#### Data for this task

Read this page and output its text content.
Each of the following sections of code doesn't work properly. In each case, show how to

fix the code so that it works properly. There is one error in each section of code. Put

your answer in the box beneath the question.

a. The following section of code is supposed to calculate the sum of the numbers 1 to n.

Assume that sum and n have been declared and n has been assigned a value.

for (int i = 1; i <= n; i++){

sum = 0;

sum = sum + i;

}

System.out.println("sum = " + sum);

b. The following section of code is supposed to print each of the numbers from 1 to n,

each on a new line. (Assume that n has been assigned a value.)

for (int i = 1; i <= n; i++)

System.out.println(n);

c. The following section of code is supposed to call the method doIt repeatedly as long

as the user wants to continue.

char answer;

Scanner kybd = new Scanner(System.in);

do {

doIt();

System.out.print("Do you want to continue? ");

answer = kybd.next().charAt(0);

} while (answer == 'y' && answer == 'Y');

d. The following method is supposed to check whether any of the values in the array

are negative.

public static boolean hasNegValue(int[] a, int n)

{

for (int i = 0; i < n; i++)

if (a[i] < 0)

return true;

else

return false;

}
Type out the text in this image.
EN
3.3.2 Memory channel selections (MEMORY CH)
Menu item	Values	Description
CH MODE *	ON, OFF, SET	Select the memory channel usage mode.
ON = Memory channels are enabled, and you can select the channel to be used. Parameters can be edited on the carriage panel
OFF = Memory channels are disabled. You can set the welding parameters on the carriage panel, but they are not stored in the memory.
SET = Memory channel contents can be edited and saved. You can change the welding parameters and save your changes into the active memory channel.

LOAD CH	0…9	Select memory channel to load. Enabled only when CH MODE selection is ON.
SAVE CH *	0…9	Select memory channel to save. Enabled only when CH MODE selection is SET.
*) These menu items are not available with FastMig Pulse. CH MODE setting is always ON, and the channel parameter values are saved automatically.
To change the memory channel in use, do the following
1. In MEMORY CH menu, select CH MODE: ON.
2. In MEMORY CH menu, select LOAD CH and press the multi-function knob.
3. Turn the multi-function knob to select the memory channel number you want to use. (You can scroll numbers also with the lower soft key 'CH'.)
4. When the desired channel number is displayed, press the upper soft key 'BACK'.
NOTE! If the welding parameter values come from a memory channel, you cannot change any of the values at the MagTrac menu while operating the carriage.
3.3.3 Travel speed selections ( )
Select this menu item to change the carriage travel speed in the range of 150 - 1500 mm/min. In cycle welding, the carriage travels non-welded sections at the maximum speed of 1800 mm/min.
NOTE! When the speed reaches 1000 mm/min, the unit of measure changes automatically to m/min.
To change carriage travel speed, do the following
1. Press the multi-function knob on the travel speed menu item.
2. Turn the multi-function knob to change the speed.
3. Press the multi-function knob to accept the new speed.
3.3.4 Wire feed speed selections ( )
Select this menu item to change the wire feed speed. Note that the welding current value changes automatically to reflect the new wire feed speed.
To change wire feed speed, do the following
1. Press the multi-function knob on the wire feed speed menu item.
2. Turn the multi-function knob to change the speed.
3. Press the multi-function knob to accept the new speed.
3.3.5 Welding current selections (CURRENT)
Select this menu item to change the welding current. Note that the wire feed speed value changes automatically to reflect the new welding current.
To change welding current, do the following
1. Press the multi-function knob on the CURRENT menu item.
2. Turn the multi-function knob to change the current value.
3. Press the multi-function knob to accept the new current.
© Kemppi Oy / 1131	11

########

Aim:
Write out every line of the entries that holds the word "properly".

Solution:
Each of the following sections of code doesn't work properly. In each case, show how to
fix the code so that it works properly. There is one error in each section of code. Put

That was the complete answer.